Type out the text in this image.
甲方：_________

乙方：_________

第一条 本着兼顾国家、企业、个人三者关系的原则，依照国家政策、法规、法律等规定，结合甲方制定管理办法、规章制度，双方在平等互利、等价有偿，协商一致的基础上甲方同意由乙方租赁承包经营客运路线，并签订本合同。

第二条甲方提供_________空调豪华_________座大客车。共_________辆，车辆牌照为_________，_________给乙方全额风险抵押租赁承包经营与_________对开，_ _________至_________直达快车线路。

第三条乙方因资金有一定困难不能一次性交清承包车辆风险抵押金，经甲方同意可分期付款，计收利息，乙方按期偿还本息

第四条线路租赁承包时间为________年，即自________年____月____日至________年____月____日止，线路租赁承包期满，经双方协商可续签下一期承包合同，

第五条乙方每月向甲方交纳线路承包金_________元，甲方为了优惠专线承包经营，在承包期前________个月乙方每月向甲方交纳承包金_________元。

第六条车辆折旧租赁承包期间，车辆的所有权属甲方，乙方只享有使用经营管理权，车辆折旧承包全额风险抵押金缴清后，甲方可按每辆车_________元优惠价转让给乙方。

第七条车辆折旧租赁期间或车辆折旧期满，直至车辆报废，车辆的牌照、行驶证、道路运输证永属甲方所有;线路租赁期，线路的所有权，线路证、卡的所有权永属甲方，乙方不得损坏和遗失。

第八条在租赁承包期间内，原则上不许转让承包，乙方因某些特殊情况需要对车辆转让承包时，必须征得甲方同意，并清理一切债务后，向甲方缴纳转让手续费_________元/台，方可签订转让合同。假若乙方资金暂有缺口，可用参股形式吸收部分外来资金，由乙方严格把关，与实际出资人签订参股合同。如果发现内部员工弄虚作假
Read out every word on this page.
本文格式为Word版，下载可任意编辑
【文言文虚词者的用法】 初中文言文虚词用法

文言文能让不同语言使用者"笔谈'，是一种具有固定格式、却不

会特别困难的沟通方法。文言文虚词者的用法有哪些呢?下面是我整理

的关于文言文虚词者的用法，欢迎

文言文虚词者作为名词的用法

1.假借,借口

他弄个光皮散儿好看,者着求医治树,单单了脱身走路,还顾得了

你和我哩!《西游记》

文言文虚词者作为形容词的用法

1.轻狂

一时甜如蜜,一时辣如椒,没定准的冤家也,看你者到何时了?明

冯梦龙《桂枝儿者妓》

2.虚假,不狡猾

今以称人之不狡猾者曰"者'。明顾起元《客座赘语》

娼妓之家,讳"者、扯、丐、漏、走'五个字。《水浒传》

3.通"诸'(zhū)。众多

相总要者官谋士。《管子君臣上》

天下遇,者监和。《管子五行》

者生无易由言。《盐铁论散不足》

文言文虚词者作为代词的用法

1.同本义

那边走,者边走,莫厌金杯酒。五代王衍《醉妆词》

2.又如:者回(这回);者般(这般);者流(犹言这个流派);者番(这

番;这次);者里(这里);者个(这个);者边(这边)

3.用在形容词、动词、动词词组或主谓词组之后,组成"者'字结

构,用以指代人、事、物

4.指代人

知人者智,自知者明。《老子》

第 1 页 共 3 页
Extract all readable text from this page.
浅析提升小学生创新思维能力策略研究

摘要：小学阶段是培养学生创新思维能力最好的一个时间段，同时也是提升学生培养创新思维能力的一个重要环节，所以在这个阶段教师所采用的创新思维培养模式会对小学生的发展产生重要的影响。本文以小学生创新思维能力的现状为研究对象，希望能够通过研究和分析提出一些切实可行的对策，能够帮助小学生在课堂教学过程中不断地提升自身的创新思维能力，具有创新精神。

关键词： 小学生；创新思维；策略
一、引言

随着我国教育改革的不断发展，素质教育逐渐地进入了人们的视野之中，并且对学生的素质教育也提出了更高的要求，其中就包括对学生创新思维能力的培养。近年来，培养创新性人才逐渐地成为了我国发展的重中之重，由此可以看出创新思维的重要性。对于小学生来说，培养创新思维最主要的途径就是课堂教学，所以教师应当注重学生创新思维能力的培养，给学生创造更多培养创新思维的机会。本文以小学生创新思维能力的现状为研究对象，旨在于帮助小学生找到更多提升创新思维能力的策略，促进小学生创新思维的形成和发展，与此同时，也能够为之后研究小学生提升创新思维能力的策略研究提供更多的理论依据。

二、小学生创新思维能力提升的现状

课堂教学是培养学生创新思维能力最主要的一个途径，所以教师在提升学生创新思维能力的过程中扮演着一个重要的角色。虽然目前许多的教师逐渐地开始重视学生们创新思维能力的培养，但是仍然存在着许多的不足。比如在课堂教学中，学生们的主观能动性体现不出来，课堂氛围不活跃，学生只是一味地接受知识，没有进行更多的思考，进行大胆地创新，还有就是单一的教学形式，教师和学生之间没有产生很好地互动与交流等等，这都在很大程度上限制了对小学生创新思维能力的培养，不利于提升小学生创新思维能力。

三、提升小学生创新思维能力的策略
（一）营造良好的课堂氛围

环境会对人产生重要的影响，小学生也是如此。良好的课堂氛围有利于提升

● **OBJECTIVE**
Provide an exact reproduction of all the entries shown above.

● **FINAL ANSWER**
Type out the text in this image.
甲方：_________

乙方：_________

第一条 本着兼顾国家、企业、个人三者关系的原则，依照国家政策、法规、法律等规定，结合甲方制定管理办法、规章制度，双方在平等互利、等价有偿，协商一致的基础上甲方同意由乙方租赁承包经营客运路线，并签订本合同。

第二条甲方提供_________空调豪华_________座大客车。共_________辆，车辆牌照为_________，_________给乙方全额风险抵押租赁承包经营与_________对开，_ _________至_________直达快车线路。

第三条乙方因资金有一定困难不能一次性交清承包车辆风险抵押金，经甲方同意可分期付款，计收利息，乙方按期偿还本息

第四条线路租赁承包时间为________年，即自________年____月____日至________年____月____日止，线路租赁承包期满，经双方协商可续签下一期承包合同，

第五条乙方每月向甲方交纳线路承包金_________元，甲方为了优惠专线承包经营，在承包期前________个月乙方每月向甲方交纳承包金_________元。

第六条车辆折旧租赁承包期间，车辆的所有权属甲方，乙方只享有使用经营管理权，车辆折旧承包全额风险抵押金缴清后，甲方可按每辆车_________元优惠价转让给乙方。

第七条车辆折旧租赁期间或车辆折旧期满，直至车辆报废，车辆的牌照、行驶证、道路运输证永属甲方所有;线路租赁期，线路的所有权，线路证、卡的所有权永属甲方，乙方不得损坏和遗失。

第八条在租赁承包期间内，原则上不许转让承包，乙方因某些特殊情况需要对车辆转让承包时，必须征得甲方同意，并清理一切债务后，向甲方缴纳转让手续费_________元/台，方可签订转让合同。假若乙方资金暂有缺口，可用参股形式吸收部分外来资金，由乙方严格把关，与实际出资人签订参股合同。如果发现内部员工弄虚作假
Read out every word on this page.
本文格式为Word版，下载可任意编辑
【文言文虚词者的用法】 初中文言文虚词用法

文言文能让不同语言使用者"笔谈'，是一种具有固定格式、却不

会特别困难的沟通方法。文言文虚词者的用法有哪些呢?下面是我整理

的关于文言文虚词者的用法，欢迎

文言文虚词者作为名词的用法

1.假借,借口

他弄个光皮散儿好看,者着求医治树,单单了脱身走路,还顾得了

你和我哩!《西游记》

文言文虚词者作为形容词的用法

1.轻狂

一时甜如蜜,一时辣如椒,没定准的冤家也,看你者到何时了?明

冯梦龙《桂枝儿者妓》

2.虚假,不狡猾

今以称人之不狡猾者曰"者'。明顾起元《客座赘语》

娼妓之家,讳"者、扯、丐、漏、走'五个字。《水浒传》

3.通"诸'(zhū)。众多

相总要者官谋士。《管子君臣上》

天下遇,者监和。《管子五行》

者生无易由言。《盐铁论散不足》

文言文虚词者作为代词的用法

1.同本义

那边走,者边走,莫厌金杯酒。五代王衍《醉妆词》

2.又如:者回(这回);者般(这般);者流(犹言这个流派);者番(这

番;这次);者里(这里);者个(这个);者边(这边)

3.用在形容词、动词、动词词组或主谓词组之后,组成"者'字结

构,用以指代人、事、物

4.指代人

知人者智,自知者明。《老子》

第 1 页 共 3 页
Extract all readable text from this page.
浅析提升小学生创新思维能力策略研究

摘要：小学阶段是培养学生创新思维能力最好的一个时间段，同时也是提升学生培养创新思维能力的一个重要环节，所以在这个阶段教师所采用的创新思维培养模式会对小学生的发展产生重要的影响。本文以小学生创新思维能力的现状为研究对象，希望能够通过研究和分析提出一些切实可行的对策，能够帮助小学生在课堂教学过程中不断地提升自身的创新思维能力，具有创新精神。

关键词： 小学生；创新思维；策略
一、引言

随着我国教育改革的不断发展，素质教育逐渐地进入了人们的视野之中，并且对学生的素质教育也提出了更高的要求，其中就包括对学生创新思维能力的培养。近年来，培养创新性人才逐渐地成为了我国发展的重中之重，由此可以看出创新思维的重要性。对于小学生来说，培养创新思维最主要的途径就是课堂教学，所以教师应当注重学生创新思维能力的培养，给学生创造更多培养创新思维的机会。本文以小学生创新思维能力的现状为研究对象，旨在于帮助小学生找到更多提升创新思维能力的策略，促进小学生创新思维的形成和发展，与此同时，也能够为之后研究小学生提升创新思维能力的策略研究提供更多的理论依据。

二、小学生创新思维能力提升的现状

课堂教学是培养学生创新思维能力最主要的一个途径，所以教师在提升学生创新思维能力的过程中扮演着一个重要的角色。虽然目前许多的教师逐渐地开始重视学生们创新思维能力的培养，但是仍然存在着许多的不足。比如在课堂教学中，学生们的主观能动性体现不出来，课堂氛围不活跃，学生只是一味地接受知识，没有进行更多的思考，进行大胆地创新，还有就是单一的教学形式，教师和学生之间没有产生很好地互动与交流等等，这都在很大程度上限制了对小学生创新思维能力的培养，不利于提升小学生创新思维能力。

三、提升小学生创新思维能力的策略
（一）营造良好的课堂氛围

环境会对人产生重要的影响，小学生也是如此。良好的课堂氛围有利于提升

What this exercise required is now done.